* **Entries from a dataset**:
--------------------
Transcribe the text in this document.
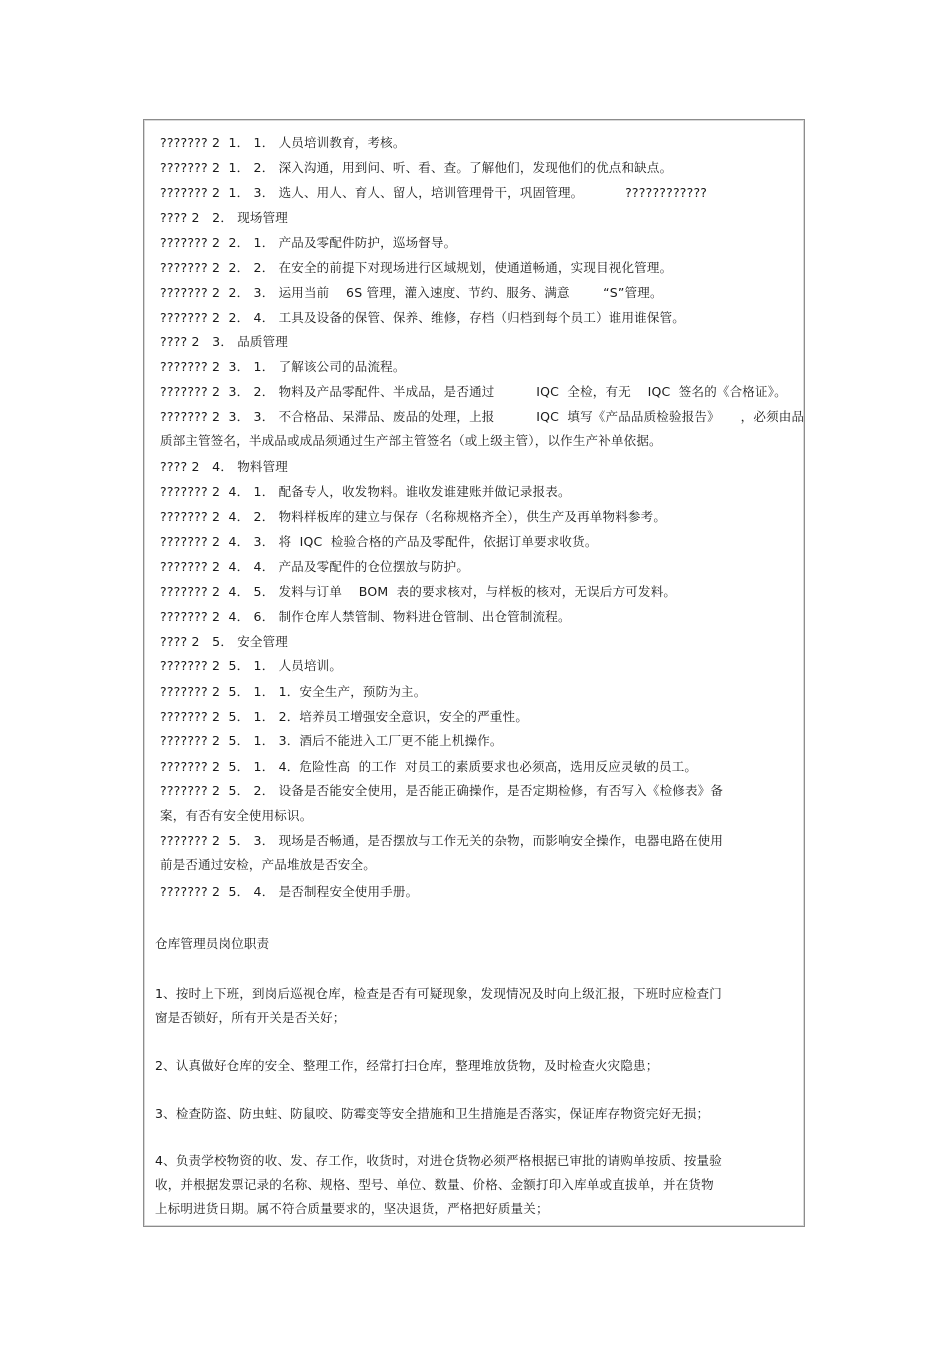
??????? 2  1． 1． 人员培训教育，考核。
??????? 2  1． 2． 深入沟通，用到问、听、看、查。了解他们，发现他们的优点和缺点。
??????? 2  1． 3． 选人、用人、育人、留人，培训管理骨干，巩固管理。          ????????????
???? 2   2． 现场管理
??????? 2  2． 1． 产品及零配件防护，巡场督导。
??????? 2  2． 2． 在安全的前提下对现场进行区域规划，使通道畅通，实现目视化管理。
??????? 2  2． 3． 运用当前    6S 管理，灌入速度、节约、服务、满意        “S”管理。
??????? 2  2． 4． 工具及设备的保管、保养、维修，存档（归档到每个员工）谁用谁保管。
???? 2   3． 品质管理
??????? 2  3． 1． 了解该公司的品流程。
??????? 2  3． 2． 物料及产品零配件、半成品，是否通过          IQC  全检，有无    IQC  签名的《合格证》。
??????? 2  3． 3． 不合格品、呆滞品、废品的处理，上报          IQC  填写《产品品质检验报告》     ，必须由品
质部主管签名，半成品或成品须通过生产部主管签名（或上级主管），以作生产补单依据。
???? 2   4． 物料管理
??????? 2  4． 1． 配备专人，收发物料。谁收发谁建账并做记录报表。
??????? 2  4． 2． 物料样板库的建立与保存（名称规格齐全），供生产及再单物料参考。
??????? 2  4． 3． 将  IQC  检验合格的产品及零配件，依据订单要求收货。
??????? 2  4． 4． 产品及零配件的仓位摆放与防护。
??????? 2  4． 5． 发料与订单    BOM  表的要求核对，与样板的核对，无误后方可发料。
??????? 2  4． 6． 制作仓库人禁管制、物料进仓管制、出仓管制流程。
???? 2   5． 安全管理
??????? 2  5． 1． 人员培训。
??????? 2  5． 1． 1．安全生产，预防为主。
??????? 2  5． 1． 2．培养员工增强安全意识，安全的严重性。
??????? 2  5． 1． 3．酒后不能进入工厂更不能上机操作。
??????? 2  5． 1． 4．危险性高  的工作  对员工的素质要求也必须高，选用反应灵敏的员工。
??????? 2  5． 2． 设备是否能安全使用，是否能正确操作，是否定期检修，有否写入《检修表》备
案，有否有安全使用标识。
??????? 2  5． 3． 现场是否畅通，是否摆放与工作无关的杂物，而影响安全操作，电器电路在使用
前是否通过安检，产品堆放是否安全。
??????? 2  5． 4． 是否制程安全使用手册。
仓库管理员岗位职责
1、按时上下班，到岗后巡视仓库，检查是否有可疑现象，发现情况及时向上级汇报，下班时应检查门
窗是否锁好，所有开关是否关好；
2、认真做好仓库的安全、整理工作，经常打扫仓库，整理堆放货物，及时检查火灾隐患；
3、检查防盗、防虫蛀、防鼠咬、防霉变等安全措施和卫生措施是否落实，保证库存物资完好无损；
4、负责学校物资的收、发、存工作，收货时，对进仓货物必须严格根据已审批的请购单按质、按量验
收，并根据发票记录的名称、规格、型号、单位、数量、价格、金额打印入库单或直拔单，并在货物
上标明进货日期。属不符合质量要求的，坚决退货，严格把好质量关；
--------------------
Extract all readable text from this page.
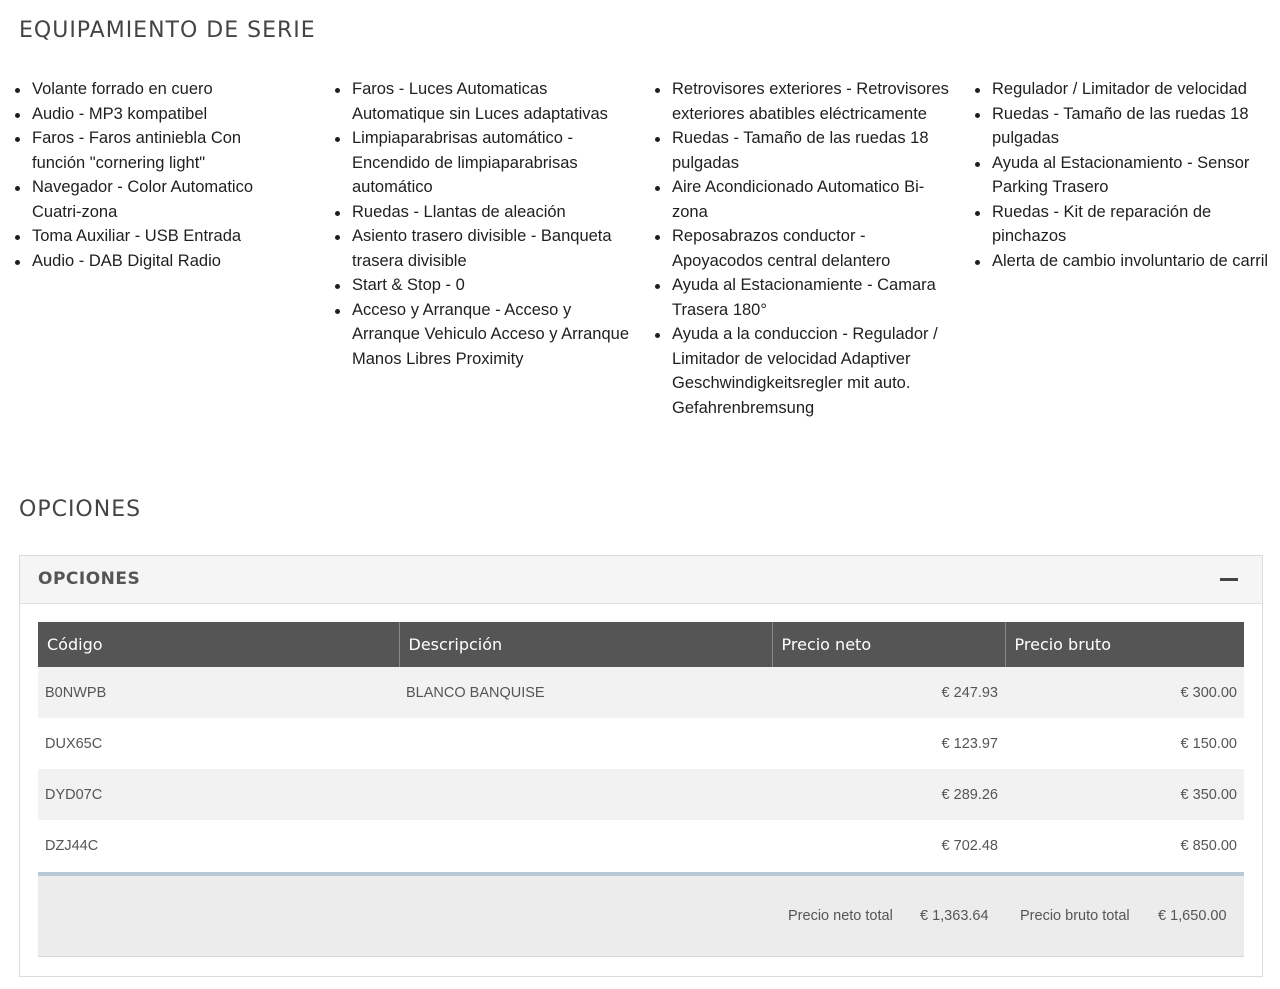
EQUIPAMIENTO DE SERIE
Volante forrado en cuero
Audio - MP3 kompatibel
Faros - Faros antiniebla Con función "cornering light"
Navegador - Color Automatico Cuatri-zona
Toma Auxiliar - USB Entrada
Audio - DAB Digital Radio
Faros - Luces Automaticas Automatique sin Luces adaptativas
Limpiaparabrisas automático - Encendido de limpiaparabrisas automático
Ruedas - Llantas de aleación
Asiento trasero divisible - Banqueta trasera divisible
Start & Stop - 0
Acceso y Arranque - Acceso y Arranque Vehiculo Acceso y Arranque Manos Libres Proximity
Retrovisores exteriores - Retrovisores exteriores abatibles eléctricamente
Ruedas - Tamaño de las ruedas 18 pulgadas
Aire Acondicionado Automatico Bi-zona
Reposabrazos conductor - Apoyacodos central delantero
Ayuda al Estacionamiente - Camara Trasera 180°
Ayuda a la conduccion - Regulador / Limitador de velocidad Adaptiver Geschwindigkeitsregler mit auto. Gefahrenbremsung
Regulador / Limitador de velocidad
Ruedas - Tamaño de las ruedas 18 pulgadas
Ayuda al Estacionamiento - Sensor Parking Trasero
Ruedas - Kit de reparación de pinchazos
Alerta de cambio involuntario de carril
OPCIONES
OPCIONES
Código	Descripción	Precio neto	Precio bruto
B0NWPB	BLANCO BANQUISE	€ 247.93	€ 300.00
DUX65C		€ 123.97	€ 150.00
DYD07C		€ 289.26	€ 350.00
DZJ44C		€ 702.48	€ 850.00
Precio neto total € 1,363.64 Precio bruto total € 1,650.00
--------------------
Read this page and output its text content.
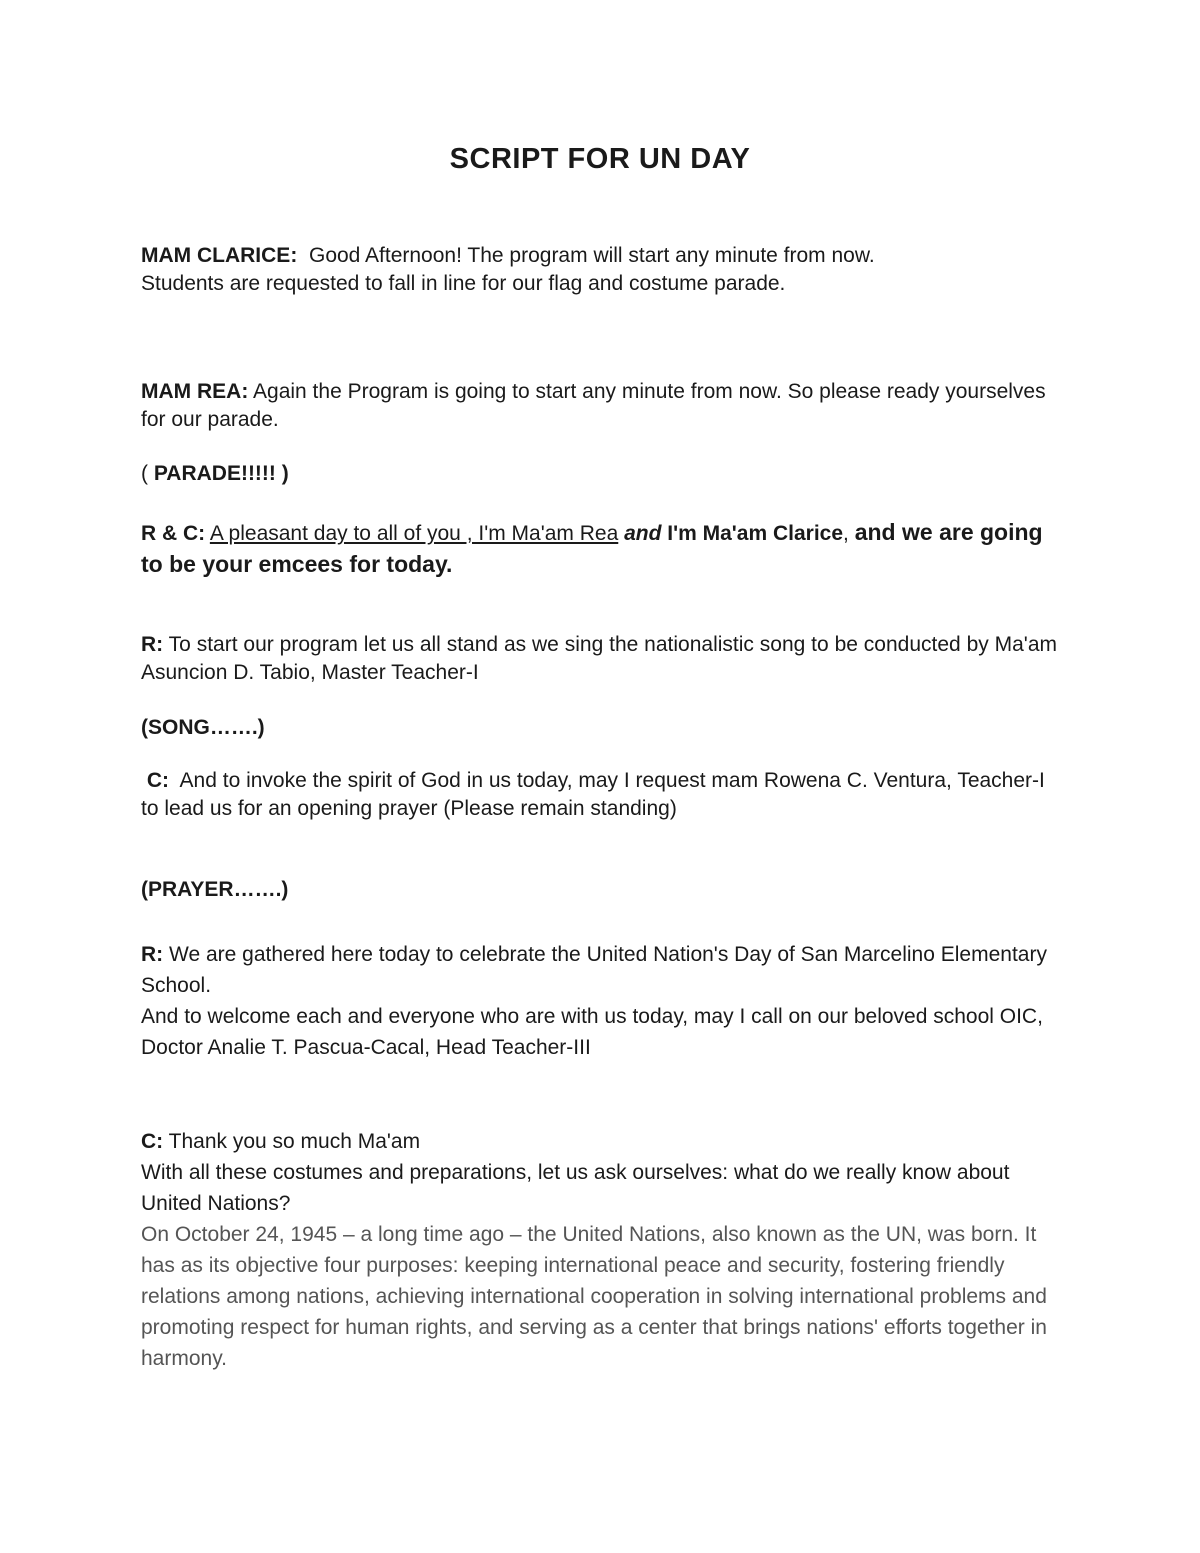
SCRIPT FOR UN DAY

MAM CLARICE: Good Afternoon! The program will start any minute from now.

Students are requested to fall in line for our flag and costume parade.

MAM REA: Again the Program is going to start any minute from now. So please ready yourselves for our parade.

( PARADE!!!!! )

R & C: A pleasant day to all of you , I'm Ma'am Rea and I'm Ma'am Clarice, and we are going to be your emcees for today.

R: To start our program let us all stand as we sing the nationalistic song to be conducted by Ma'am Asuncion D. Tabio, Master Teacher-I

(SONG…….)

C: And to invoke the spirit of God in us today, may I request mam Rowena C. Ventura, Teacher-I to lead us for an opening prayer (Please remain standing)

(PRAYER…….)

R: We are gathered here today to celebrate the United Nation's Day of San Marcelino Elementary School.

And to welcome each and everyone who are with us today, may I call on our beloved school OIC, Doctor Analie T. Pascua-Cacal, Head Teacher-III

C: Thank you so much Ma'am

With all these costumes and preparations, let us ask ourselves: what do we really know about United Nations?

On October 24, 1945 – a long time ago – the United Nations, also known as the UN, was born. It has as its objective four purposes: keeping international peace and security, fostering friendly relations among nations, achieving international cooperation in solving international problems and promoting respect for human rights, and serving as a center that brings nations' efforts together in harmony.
--------------------
* **Written exercise**:
Using the listing, copy every line where the word "Automatico" shows up.

* **Result of this task**:
Navegador - Color Automatico Cuatri-zona
Aire Acondicionado Automatico Bi-zona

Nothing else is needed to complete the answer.